_THE TASK_: Write out every entry, unchanged. Skip any picture.

▼▼▼

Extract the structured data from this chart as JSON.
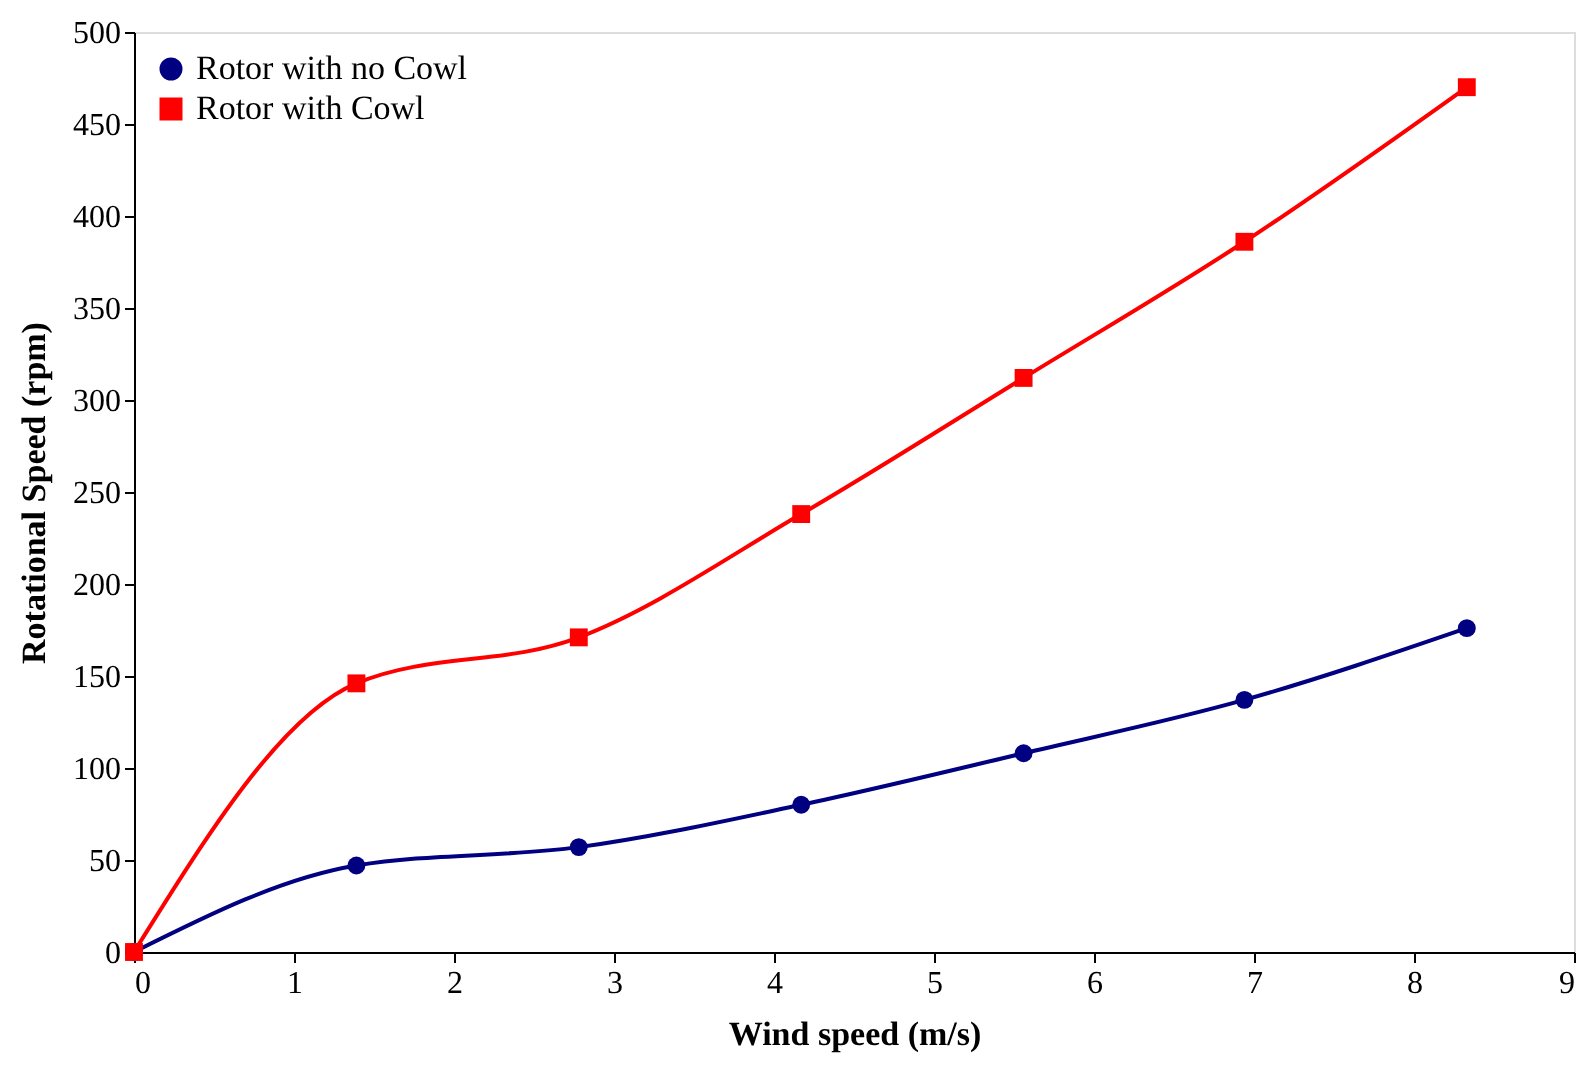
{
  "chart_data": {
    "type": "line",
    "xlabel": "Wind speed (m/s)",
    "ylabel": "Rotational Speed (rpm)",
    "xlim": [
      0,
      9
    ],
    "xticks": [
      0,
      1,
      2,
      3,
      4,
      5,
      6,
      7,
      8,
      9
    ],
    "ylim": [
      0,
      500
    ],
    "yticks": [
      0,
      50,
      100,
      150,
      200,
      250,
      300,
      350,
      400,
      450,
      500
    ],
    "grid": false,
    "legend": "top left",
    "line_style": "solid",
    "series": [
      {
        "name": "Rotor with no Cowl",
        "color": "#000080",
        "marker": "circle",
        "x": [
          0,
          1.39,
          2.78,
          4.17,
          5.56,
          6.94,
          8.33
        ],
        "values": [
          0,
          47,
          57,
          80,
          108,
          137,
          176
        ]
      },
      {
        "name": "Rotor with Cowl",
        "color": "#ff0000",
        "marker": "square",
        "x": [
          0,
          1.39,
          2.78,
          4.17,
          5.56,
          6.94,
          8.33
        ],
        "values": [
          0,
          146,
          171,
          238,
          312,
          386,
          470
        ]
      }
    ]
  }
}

▲▲▲

_SOLUTION TO THIS EXERCISE_:
Extract the structured data from this chart as JSON.
{
  "chart_data": {
    "type": "line",
    "xlabel": "Wind speed (m/s)",
    "ylabel": "Rotational Speed (rpm)",
    "xlim": [
      0,
      9
    ],
    "xticks": [
      0,
      1,
      2,
      3,
      4,
      5,
      6,
      7,
      8,
      9
    ],
    "ylim": [
      0,
      500
    ],
    "yticks": [
      0,
      50,
      100,
      150,
      200,
      250,
      300,
      350,
      400,
      450,
      500
    ],
    "grid": false,
    "legend": "top left",
    "line_style": "solid",
    "series": [
      {
        "name": "Rotor with no Cowl",
        "color": "#000080",
        "marker": "circle",
        "x": [
          0,
          1.39,
          2.78,
          4.17,
          5.56,
          6.94,
          8.33
        ],
        "values": [
          0,
          47,
          57,
          80,
          108,
          137,
          176
        ]
      },
      {
        "name": "Rotor with Cowl",
        "color": "#ff0000",
        "marker": "square",
        "x": [
          0,
          1.39,
          2.78,
          4.17,
          5.56,
          6.94,
          8.33
        ],
        "values": [
          0,
          146,
          171,
          238,
          312,
          386,
          470
        ]
      }
    ]
  }
}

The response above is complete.